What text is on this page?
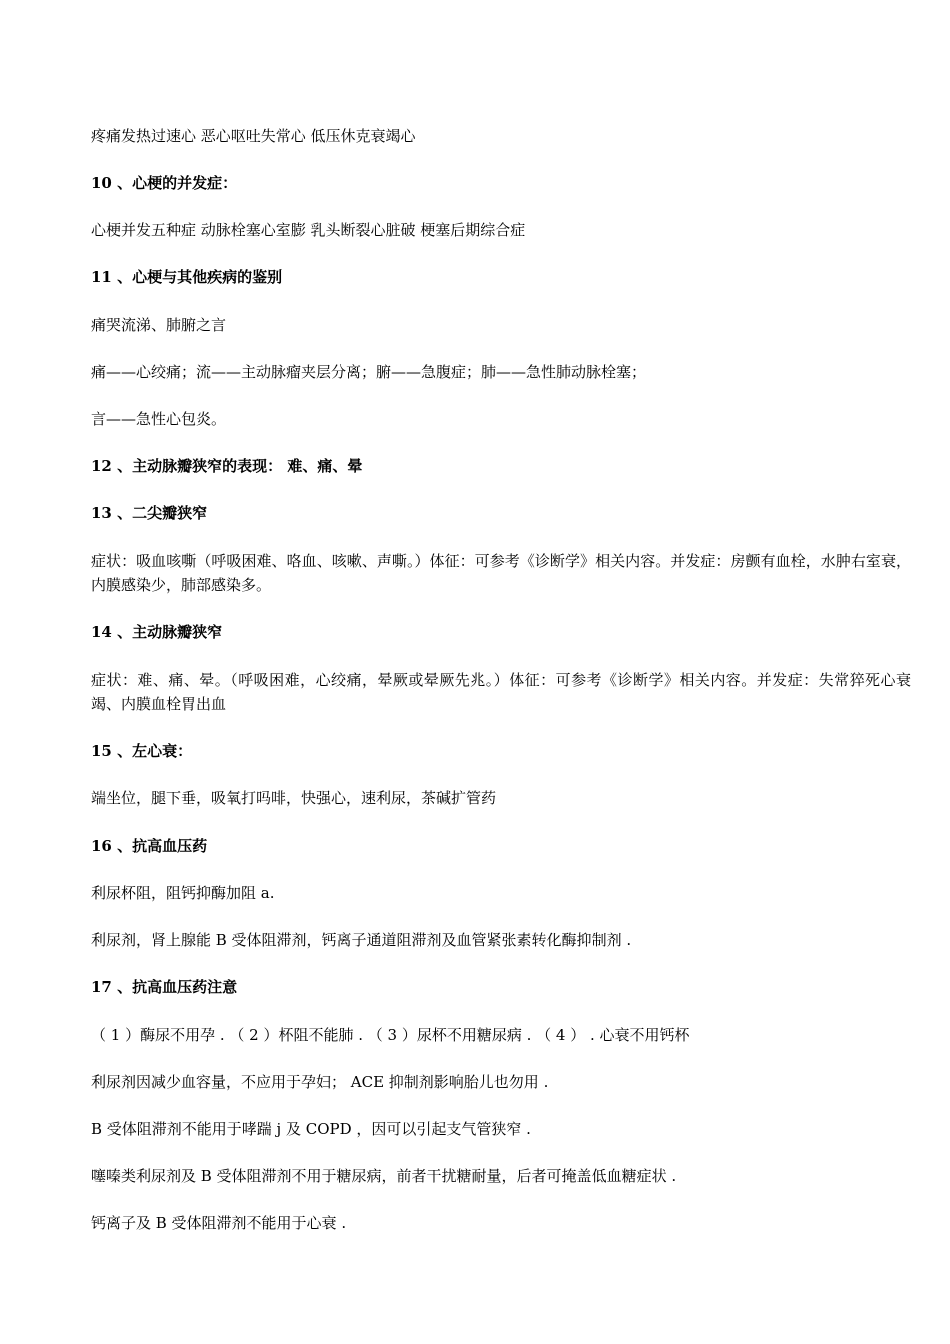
疼痛发热过速心 恶心呕吐失常心 低压休克衰竭心
10 、心梗的并发症：
心梗并发五种症 动脉栓塞心室膨 乳头断裂心脏破 梗塞后期综合症
11 、心梗与其他疾病的鉴别
痛哭流涕、肺腑之言
痛——心绞痛；流——主动脉瘤夹层分离；腑——急腹症；肺——急性肺动脉栓塞；
言——急性心包炎。
12 、主动脉瓣狭窄的表现： 难、痛、晕
13 、二尖瓣狭窄
症状：吸血咳嘶（呼吸困难、咯血、咳嗽、声嘶。）体征：可参考《诊断学》相关内容。并发症：房颤有血栓，水肿右室衰，内膜感染少，肺部感染多。
14 、主动脉瓣狭窄
症状：难、痛、晕。（呼吸困难，心绞痛，晕厥或晕厥先兆。）体征：可参考《诊断学》相关内容。并发症：失常猝死心衰竭、内膜血栓胃出血
15 、左心衰：
端坐位，腿下垂，吸氧打吗啡，快强心，速利尿，茶碱扩管药
16 、抗高血压药
利尿杯阻，阻钙抑酶加阻 a.
利尿剂，肾上腺能 B 受体阻滞剂，钙离子通道阻滞剂及血管紧张素转化酶抑制剂 .
17 、抗高血压药注意
（ 1 ）酶尿不用孕 . （ 2 ）杯阻不能肺 . （ 3 ）尿杯不用糖尿病 . （ 4 ） . 心衰不用钙杯
利尿剂因减少血容量，不应用于孕妇； ACE 抑制剂影响胎儿也勿用 .
B 受体阻滞剂不能用于哮踹 j 及 COPD ，因可以引起支气管狭窄 .
噻嗪类利尿剂及 B 受体阻滞剂不用于糖尿病，前者干扰糖耐量，后者可掩盖低血糖症状 .
钙离子及 B 受体阻滞剂不能用于心衰 .
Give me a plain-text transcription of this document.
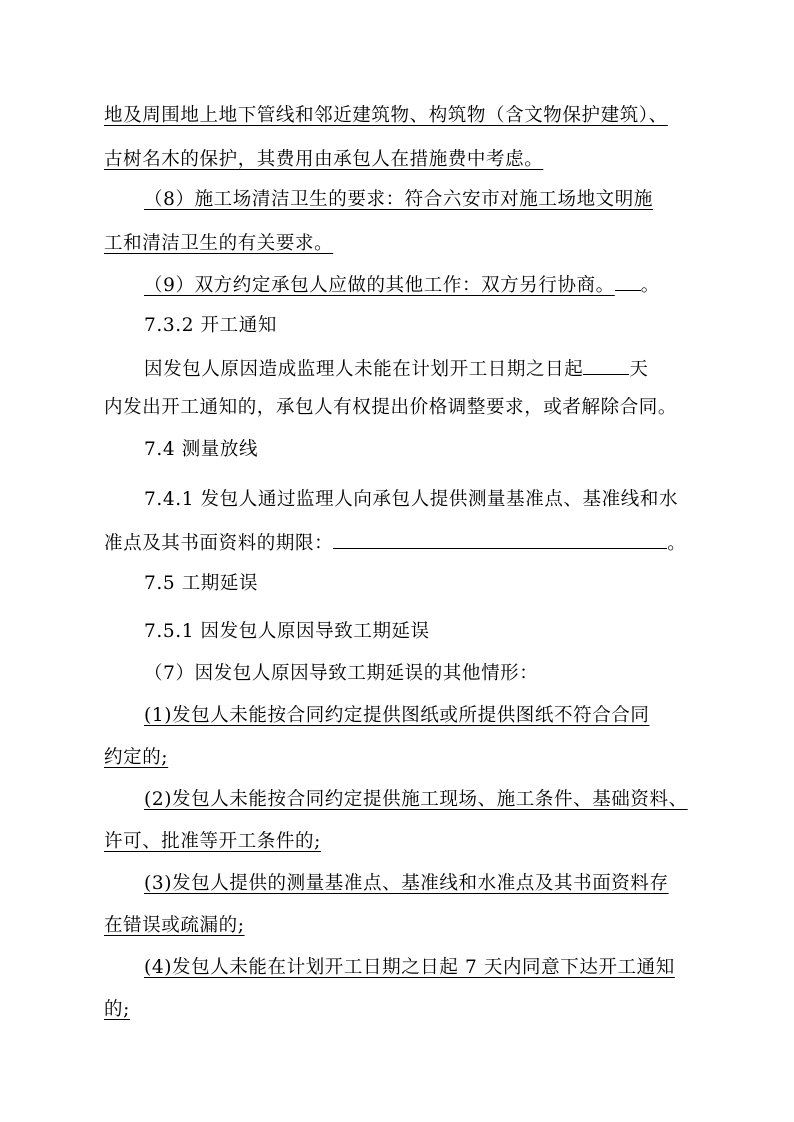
地及周围地上地下管线和邻近建筑物、构筑物（含文物保护建筑）、
古树名木的保护，其费用由承包人在措施费中考虑。
（8）施工场清洁卫生的要求：符合六安市对施工场地文明施
工和清洁卫生的有关要求。
（9）双方约定承包人应做的其他工作：双方另行协商。 。
7.3.2 开工通知
因发包人原因造成监理人未能在计划开工日期之日起 天
内发出开工通知的，承包人有权提出价格调整要求，或者解除合同。
7.4 测量放线
7.4.1 发包人通过监理人向承包人提供测量基准点、基准线和水
准点及其书面资料的期限：	。
7.5 工期延误
7.5.1 因发包人原因导致工期延误
（7）因发包人原因导致工期延误的其他情形：
(1)发包人未能按合同约定提供图纸或所提供图纸不符合合同
约定的;
(2)发包人未能按合同约定提供施工现场、施工条件、基础资料、
许可、批准等开工条件的;
(3)发包人提供的测量基准点、基准线和水准点及其书面资料存
在错误或疏漏的;
(4)发包人未能在计划开工日期之日起 7 天内同意下达开工通知
的;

[Task description]:
Pick out and copy the lines of the material that include the word "相关内容".

[Exercise answer]:
症状：吸血咳嘶（呼吸困难、咯血、咳嗽、声嘶。）体征：可参考《诊断学》相关内容。并发症：房颤有血栓，水肿右室衰，内膜感染少，肺部感染多。
症状：难、痛、晕。（呼吸困难，心绞痛，晕厥或晕厥先兆。）体征：可参考《诊断学》相关内容。并发症：失常猝死心衰竭、内膜血栓胃出血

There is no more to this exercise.